Data excerpts:
[Begin]

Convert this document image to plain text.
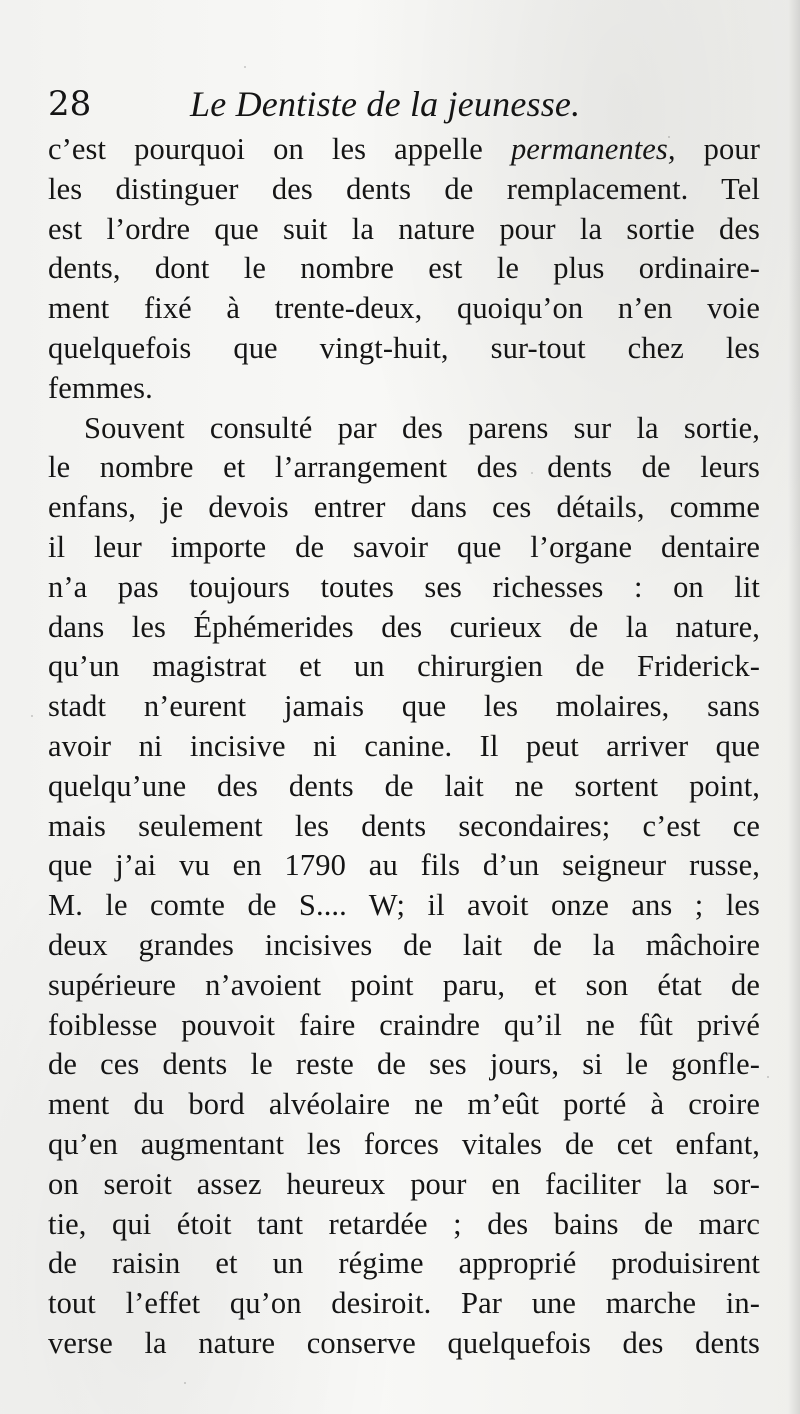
28	Le Dentiste de la jeunesse.
c’est pourquoi on les appelle permanentes, pour
les distinguer des dents de remplacement. Tel
est l’ordre que suit la nature pour la sortie des
dents, dont le nombre est le plus ordinaire-
ment fixé à trente-deux, quoiqu’on n’en voie
quelquefois que vingt-huit, sur-tout chez les
femmes.
Souvent consulté par des parens sur la sortie,
le nombre et l’arrangement des dents de leurs
enfans, je devois entrer dans ces détails, comme
il leur importe de savoir que l’organe dentaire
n’a pas toujours toutes ses richesses : on lit
dans les Éphémerides des curieux de la nature,
qu’un magistrat et un chirurgien de Friderick-
stadt n’eurent jamais que les molaires, sans
avoir ni incisive ni canine. Il peut arriver que
quelqu’une des dents de lait ne sortent point,
mais seulement les dents secondaires; c’est ce
que j’ai vu en 1790 au fils d’un seigneur russe,
M. le comte de S.... W; il avoit onze ans ; les
deux grandes incisives de lait de la mâchoire
supérieure n’avoient point paru, et son état de
foiblesse pouvoit faire craindre qu’il ne fût privé
de ces dents le reste de ses jours, si le gonfle-
ment du bord alvéolaire ne m’eût porté à croire
qu’en augmentant les forces vitales de cet enfant,
on seroit assez heureux pour en faciliter la sor-
tie, qui étoit tant retardée ; des bains de marc
de raisin et un régime approprié produisirent
tout l’effet qu’on desiroit. Par une marche in-
verse la nature conserve quelquefois des dents
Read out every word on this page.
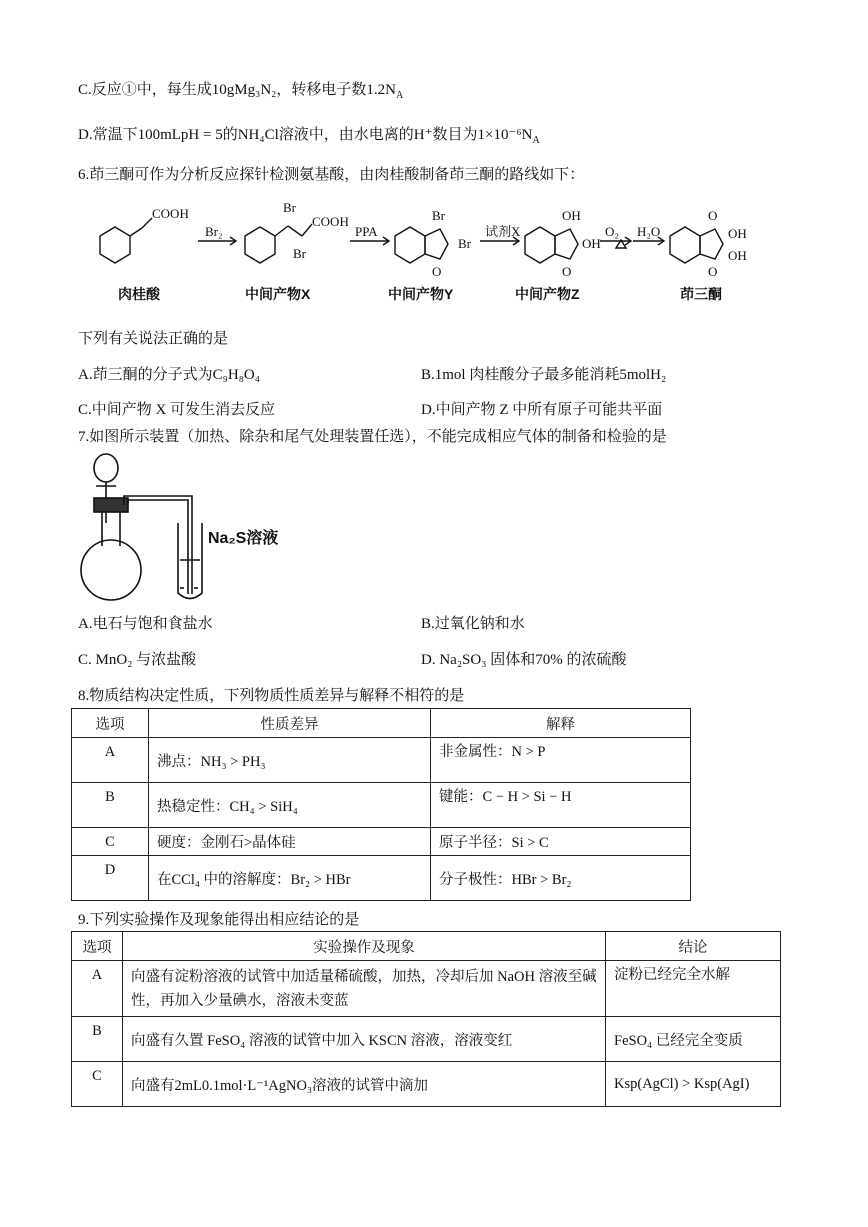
C.反应①中，每生成10gMg₃N₂，转移电子数$1.2N_A$
D.常温下100mLpH = 5的NH₄Cl溶液中，由水电离的H⁺数目为$1\times 10^{-6}N_A$
6.茚三酮可作为分析反应探针检测氨基酸，由肉桂酸制备茚三酮的路线如下：
COOH	Br
Br
COOH	Br
Br
O
OH
OH
O
O
OH
OH
O
Br₂	PPA	试剂X	O₂ H₂O
肉桂酸	中间产物X	中间产物Y	中间产物Z	茚三酮
下列有关说法正确的是
A.茚三酮的分子式为C₉H₈O₄	B.1mol 肉桂酸分子最多能消耗5molH₂
C.中间产物 X 可发生消去反应	D.中间产物 Z 中所有原子可能共平面
7.如图所示装置（加热、除杂和尾气处理装置任选），不能完成相应气体的制备和检验的是
Na₂S溶液
A.电石与饱和食盐水	B.过氧化钠和水
C. MnO₂ 与浓盐酸	D. Na₂SO₃ 固体和70% 的浓硫酸
8.物质结构决定性质，下列物质性质差异与解释不相符的是
选项	性质差异	解释
A	沸点：NH₃ > PH₃	非金属性：N > P
B	热稳定性：CH₄ > SiH₄	键能：C − H > Si − H
C	硬度：金刚石>晶体硅	原子半径：Si > C
D	在CCl₄ 中的溶解度：Br₂ > HBr	分子极性：HBr > Br₂
9.下列实验操作及现象能得出相应结论的是
选项	实验操作及现象	结论
A	向盛有淀粉溶液的试管中加适量稀硫酸，加热，冷却后加 NaOH 溶液至碱性，再加入少量碘水，溶液未变蓝	淀粉已经完全水解
B	向盛有久置 FeSO₄ 溶液的试管中加入 KSCN 溶液，溶液变红	FeSO₄ 已经完全变质
C	向盛有2mL0.1mol·L⁻¹AgNO₃溶液的试管中滴加	Ksp(AgCl) > Ksp(AgI)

[End]

TASK DESCRIPTION: Repeat the records in full, exactly as they appear, without the pictures.

WRITTEN ANSWER:
Convert this document image to plain text.
28	Le Dentiste de la jeunesse.
c’est pourquoi on les appelle permanentes, pour
les distinguer des dents de remplacement. Tel
est l’ordre que suit la nature pour la sortie des
dents, dont le nombre est le plus ordinaire-
ment fixé à trente-deux, quoiqu’on n’en voie
quelquefois que vingt-huit, sur-tout chez les
femmes.
Souvent consulté par des parens sur la sortie,
le nombre et l’arrangement des dents de leurs
enfans, je devois entrer dans ces détails, comme
il leur importe de savoir que l’organe dentaire
n’a pas toujours toutes ses richesses : on lit
dans les Éphémerides des curieux de la nature,
qu’un magistrat et un chirurgien de Friderick-
stadt n’eurent jamais que les molaires, sans
avoir ni incisive ni canine. Il peut arriver que
quelqu’une des dents de lait ne sortent point,
mais seulement les dents secondaires; c’est ce
que j’ai vu en 1790 au fils d’un seigneur russe,
M. le comte de S.... W; il avoit onze ans ; les
deux grandes incisives de lait de la mâchoire
supérieure n’avoient point paru, et son état de
foiblesse pouvoit faire craindre qu’il ne fût privé
de ces dents le reste de ses jours, si le gonfle-
ment du bord alvéolaire ne m’eût porté à croire
qu’en augmentant les forces vitales de cet enfant,
on seroit assez heureux pour en faciliter la sor-
tie, qui étoit tant retardée ; des bains de marc
de raisin et un régime approprié produisirent
tout l’effet qu’on desiroit. Par une marche in-
verse la nature conserve quelquefois des dents
Read out every word on this page.
C.反应①中，每生成10gMg₃N₂，转移电子数$1.2N_A$
D.常温下100mLpH = 5的NH₄Cl溶液中，由水电离的H⁺数目为$1\times 10^{-6}N_A$
6.茚三酮可作为分析反应探针检测氨基酸，由肉桂酸制备茚三酮的路线如下：
COOH	Br
Br
COOH	Br
Br
O
OH
OH
O
O
OH
OH
O
Br₂	PPA	试剂X	O₂ H₂O
肉桂酸	中间产物X	中间产物Y	中间产物Z	茚三酮
下列有关说法正确的是
A.茚三酮的分子式为C₉H₈O₄	B.1mol 肉桂酸分子最多能消耗5molH₂
C.中间产物 X 可发生消去反应	D.中间产物 Z 中所有原子可能共平面
7.如图所示装置（加热、除杂和尾气处理装置任选），不能完成相应气体的制备和检验的是
Na₂S溶液
A.电石与饱和食盐水	B.过氧化钠和水
C. MnO₂ 与浓盐酸	D. Na₂SO₃ 固体和70% 的浓硫酸
8.物质结构决定性质，下列物质性质差异与解释不相符的是
选项	性质差异	解释
A	沸点：NH₃ > PH₃	非金属性：N > P
B	热稳定性：CH₄ > SiH₄	键能：C − H > Si − H
C	硬度：金刚石>晶体硅	原子半径：Si > C
D	在CCl₄ 中的溶解度：Br₂ > HBr	分子极性：HBr > Br₂
9.下列实验操作及现象能得出相应结论的是
选项	实验操作及现象	结论
A	向盛有淀粉溶液的试管中加适量稀硫酸，加热，冷却后加 NaOH 溶液至碱性，再加入少量碘水，溶液未变蓝	淀粉已经完全水解
B	向盛有久置 FeSO₄ 溶液的试管中加入 KSCN 溶液，溶液变红	FeSO₄ 已经完全变质
C	向盛有2mL0.1mol·L⁻¹AgNO₃溶液的试管中滴加	Ksp(AgCl) > Ksp(AgI)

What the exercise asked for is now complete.